▶ [Exercise instructions]: Using the data below, gather each line that includes the word "text".

▶ [The records]:

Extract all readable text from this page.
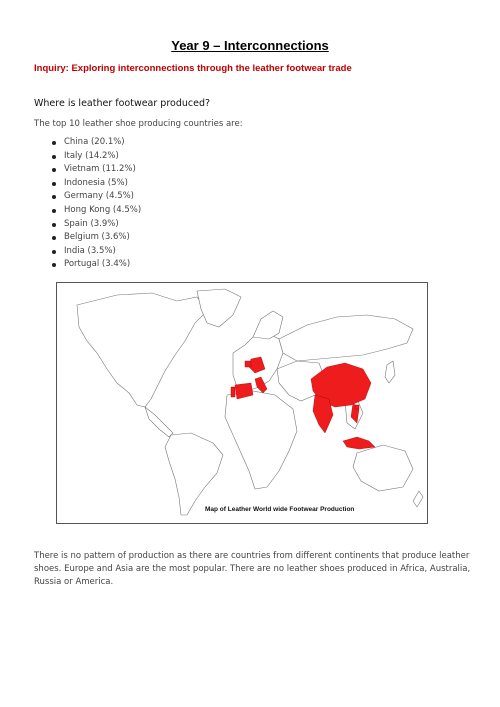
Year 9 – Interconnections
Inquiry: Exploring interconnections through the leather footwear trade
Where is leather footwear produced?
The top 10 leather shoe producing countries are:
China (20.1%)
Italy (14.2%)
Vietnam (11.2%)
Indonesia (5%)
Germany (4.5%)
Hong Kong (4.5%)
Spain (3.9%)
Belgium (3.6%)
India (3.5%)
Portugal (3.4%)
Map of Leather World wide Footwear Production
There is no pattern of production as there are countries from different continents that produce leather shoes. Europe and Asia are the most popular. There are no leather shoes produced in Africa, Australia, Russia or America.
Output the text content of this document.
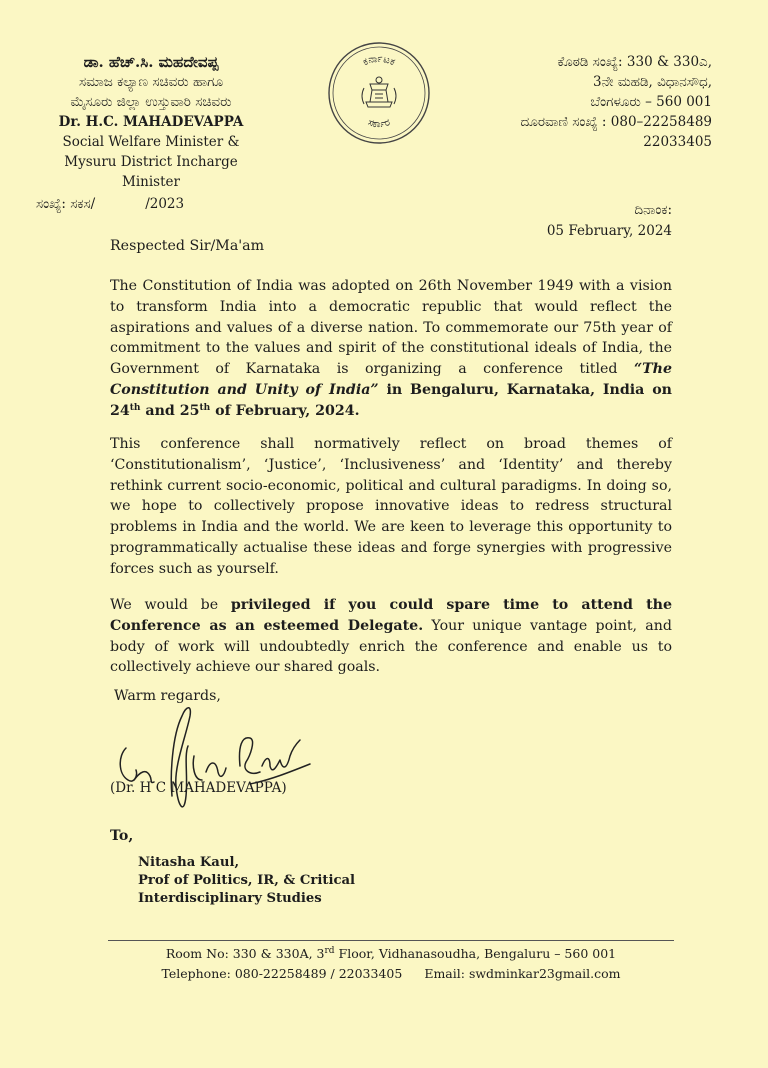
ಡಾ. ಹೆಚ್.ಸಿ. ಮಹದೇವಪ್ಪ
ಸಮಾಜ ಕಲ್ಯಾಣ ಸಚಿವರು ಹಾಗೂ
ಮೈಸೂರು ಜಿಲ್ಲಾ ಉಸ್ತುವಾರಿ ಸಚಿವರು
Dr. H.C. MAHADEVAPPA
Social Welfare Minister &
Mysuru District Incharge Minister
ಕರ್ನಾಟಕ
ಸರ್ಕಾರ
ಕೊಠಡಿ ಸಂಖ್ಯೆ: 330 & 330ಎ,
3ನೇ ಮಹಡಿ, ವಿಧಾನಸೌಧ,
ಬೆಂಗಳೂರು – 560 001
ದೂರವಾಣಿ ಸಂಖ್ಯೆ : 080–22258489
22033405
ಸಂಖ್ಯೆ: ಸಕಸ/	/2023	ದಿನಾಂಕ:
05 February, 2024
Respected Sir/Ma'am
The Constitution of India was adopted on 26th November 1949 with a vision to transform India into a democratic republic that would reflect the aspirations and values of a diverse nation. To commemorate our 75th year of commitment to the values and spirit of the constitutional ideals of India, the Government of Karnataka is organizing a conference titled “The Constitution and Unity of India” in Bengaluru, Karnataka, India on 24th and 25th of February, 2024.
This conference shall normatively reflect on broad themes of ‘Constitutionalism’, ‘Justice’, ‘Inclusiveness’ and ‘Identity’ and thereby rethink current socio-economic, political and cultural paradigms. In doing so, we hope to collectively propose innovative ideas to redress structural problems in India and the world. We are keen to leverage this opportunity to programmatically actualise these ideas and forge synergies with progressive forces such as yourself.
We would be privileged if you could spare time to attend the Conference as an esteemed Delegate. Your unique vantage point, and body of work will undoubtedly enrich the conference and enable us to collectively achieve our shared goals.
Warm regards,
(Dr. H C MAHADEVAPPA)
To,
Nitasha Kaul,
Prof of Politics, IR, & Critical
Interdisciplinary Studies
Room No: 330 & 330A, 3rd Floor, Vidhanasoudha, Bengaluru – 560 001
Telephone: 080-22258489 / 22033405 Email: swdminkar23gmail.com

▶ [Task answer]:
Extract all readable text from this page.
Output the text content of this document.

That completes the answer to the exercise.